# [Exercise details]
Every line that holds the string "points" is to be identified and copied.

# [Exercise data]
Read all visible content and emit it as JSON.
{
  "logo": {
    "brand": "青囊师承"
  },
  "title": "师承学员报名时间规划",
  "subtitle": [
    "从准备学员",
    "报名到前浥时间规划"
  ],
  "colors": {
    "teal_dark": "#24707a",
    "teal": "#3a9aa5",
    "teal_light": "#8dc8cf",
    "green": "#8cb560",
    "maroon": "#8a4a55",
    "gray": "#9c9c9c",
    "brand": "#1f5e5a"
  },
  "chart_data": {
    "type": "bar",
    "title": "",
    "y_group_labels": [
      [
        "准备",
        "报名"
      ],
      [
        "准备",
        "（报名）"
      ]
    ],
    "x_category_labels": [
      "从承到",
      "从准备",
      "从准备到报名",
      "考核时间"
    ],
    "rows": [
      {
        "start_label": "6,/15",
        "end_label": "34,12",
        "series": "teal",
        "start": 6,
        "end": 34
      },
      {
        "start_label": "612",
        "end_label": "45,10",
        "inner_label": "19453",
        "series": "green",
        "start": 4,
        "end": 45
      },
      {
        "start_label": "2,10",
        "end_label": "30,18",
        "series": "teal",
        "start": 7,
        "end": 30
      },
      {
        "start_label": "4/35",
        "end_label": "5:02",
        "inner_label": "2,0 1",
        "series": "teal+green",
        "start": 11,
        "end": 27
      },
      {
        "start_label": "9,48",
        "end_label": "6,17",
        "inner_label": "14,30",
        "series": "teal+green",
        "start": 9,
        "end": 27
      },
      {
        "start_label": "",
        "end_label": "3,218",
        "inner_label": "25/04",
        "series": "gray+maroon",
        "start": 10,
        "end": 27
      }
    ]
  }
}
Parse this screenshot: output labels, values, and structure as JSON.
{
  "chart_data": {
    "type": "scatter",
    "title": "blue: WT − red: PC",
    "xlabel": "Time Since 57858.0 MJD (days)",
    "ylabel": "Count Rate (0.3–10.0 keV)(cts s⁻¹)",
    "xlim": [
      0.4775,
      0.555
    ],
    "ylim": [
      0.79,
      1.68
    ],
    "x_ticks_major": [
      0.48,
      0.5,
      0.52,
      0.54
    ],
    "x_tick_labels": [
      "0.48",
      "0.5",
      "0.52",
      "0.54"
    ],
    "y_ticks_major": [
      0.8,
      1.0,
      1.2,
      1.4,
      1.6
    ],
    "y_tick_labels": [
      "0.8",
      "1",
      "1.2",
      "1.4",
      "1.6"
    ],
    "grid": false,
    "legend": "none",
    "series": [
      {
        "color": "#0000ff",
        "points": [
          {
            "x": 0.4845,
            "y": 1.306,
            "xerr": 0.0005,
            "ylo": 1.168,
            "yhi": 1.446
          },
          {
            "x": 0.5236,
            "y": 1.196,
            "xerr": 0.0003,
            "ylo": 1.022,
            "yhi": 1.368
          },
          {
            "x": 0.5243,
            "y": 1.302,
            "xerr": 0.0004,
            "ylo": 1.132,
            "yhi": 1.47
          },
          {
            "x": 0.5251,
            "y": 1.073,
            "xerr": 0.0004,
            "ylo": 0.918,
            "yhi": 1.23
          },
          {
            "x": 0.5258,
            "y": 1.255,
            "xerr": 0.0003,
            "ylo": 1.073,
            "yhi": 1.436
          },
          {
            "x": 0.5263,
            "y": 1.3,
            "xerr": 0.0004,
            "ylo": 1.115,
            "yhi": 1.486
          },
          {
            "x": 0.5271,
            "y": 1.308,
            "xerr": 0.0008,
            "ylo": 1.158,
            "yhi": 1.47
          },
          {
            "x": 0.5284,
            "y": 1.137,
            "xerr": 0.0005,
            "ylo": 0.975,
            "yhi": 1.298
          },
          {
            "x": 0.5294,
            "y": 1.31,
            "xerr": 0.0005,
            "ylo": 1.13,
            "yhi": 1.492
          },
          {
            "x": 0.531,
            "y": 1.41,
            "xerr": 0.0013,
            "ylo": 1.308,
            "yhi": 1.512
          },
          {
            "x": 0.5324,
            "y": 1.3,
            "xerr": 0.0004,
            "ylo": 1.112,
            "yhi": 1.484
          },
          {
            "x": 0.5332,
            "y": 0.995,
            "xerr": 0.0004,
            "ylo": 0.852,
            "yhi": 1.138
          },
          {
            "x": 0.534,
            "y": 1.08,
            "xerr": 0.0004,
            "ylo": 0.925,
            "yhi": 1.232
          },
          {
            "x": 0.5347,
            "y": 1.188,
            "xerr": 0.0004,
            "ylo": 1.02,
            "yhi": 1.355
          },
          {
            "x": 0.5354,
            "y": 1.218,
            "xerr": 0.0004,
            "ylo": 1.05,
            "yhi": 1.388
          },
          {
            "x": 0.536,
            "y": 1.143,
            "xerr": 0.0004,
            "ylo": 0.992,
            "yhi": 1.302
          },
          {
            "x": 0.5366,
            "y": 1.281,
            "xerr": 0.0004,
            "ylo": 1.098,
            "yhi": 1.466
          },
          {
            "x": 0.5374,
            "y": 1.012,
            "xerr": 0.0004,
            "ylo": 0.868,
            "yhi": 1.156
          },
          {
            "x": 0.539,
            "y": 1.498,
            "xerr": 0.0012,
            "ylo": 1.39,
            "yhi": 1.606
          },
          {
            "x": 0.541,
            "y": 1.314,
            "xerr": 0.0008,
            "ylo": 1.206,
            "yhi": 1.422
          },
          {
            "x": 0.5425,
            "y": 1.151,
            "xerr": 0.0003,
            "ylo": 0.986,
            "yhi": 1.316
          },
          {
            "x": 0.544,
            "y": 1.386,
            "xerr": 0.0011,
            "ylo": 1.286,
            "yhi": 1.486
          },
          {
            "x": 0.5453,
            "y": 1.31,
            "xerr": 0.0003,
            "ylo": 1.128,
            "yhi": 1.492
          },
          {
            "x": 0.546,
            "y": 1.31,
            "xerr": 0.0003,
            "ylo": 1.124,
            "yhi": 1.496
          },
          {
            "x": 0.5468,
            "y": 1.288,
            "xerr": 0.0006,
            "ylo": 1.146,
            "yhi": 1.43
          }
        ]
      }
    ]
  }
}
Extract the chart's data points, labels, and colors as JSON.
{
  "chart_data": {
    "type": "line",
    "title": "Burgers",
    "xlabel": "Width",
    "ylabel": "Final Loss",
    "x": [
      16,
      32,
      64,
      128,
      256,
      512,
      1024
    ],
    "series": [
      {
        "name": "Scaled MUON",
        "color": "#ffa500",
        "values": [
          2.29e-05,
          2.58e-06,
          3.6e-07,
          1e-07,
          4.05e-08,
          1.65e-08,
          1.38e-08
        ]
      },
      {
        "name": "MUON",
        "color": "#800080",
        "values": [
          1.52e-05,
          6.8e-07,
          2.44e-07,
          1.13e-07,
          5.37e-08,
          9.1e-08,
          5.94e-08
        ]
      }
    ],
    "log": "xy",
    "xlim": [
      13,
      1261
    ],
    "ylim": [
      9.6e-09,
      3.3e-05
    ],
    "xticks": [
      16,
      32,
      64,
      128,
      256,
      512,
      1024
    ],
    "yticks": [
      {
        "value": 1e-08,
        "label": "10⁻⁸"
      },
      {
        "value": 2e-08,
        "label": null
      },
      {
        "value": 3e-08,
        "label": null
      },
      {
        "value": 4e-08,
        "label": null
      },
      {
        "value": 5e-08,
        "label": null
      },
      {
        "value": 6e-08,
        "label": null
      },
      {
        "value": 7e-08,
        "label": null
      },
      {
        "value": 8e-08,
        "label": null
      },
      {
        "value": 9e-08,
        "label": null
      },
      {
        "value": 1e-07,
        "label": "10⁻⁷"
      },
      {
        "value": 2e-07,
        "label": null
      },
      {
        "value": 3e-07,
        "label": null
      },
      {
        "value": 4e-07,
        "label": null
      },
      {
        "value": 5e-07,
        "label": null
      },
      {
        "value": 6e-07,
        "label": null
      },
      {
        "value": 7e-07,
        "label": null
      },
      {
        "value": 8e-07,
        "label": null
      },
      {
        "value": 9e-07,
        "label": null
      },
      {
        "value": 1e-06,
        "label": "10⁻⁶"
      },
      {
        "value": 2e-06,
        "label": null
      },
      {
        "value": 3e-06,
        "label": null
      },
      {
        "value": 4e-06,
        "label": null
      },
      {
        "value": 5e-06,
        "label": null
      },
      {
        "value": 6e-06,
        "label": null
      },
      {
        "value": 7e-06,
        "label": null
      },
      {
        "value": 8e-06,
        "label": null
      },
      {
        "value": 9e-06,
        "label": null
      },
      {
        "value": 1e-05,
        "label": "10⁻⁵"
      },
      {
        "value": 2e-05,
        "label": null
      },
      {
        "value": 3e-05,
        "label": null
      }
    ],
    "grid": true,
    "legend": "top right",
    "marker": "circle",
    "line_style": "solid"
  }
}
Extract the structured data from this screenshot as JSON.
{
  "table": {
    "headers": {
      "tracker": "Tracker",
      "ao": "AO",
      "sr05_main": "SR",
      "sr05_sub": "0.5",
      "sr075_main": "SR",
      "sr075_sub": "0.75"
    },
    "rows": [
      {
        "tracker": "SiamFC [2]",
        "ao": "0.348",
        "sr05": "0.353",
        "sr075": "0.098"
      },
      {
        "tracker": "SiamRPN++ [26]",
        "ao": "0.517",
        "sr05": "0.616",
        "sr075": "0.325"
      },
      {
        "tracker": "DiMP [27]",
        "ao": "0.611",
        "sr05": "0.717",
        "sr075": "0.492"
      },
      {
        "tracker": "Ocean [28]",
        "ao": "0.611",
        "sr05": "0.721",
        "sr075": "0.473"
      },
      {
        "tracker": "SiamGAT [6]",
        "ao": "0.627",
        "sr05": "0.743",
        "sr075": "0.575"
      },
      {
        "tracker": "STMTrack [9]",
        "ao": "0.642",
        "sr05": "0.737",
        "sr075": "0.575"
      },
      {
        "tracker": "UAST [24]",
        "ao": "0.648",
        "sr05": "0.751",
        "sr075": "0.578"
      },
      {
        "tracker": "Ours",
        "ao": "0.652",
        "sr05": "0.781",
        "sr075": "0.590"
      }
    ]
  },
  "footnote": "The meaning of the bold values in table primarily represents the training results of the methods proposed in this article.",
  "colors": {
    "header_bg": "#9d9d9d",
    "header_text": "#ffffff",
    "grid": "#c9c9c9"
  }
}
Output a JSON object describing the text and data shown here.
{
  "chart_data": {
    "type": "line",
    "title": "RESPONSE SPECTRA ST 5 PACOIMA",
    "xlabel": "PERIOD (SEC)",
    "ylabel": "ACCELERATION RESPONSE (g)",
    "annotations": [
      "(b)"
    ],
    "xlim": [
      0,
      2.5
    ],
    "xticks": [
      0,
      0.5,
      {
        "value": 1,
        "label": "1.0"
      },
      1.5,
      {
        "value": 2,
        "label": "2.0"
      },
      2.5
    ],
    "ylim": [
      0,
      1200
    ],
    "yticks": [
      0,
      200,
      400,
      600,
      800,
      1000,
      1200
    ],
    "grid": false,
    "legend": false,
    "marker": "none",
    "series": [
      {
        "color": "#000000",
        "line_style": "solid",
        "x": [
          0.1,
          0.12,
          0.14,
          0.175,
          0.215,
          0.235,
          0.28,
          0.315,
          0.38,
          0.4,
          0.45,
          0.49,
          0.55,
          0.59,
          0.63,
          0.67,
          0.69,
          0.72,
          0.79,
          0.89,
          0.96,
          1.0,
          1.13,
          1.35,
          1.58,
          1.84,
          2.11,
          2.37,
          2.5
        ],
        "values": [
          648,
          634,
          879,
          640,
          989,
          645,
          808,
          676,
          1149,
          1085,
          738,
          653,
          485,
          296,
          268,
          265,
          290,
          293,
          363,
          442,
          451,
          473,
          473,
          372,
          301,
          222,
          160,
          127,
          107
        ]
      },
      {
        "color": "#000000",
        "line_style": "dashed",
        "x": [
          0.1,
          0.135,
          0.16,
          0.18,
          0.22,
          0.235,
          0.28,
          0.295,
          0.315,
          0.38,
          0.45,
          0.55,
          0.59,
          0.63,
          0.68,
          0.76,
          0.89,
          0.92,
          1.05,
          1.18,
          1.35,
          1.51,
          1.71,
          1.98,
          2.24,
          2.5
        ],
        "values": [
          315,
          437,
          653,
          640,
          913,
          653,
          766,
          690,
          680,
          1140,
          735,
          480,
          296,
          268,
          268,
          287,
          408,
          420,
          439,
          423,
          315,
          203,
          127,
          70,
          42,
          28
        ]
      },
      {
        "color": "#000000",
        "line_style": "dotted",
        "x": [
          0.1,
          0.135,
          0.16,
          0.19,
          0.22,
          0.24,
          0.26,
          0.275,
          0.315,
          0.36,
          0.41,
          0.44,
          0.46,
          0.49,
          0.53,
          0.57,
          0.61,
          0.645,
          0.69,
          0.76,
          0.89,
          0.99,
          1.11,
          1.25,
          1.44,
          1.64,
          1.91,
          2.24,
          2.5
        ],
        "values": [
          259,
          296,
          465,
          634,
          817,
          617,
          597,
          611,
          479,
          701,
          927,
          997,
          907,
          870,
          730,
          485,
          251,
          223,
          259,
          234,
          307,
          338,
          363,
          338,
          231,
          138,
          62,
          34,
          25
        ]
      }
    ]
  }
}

# [Worked solution]
        "points": [
Extract the chart's data points, labels, and colors as JSON.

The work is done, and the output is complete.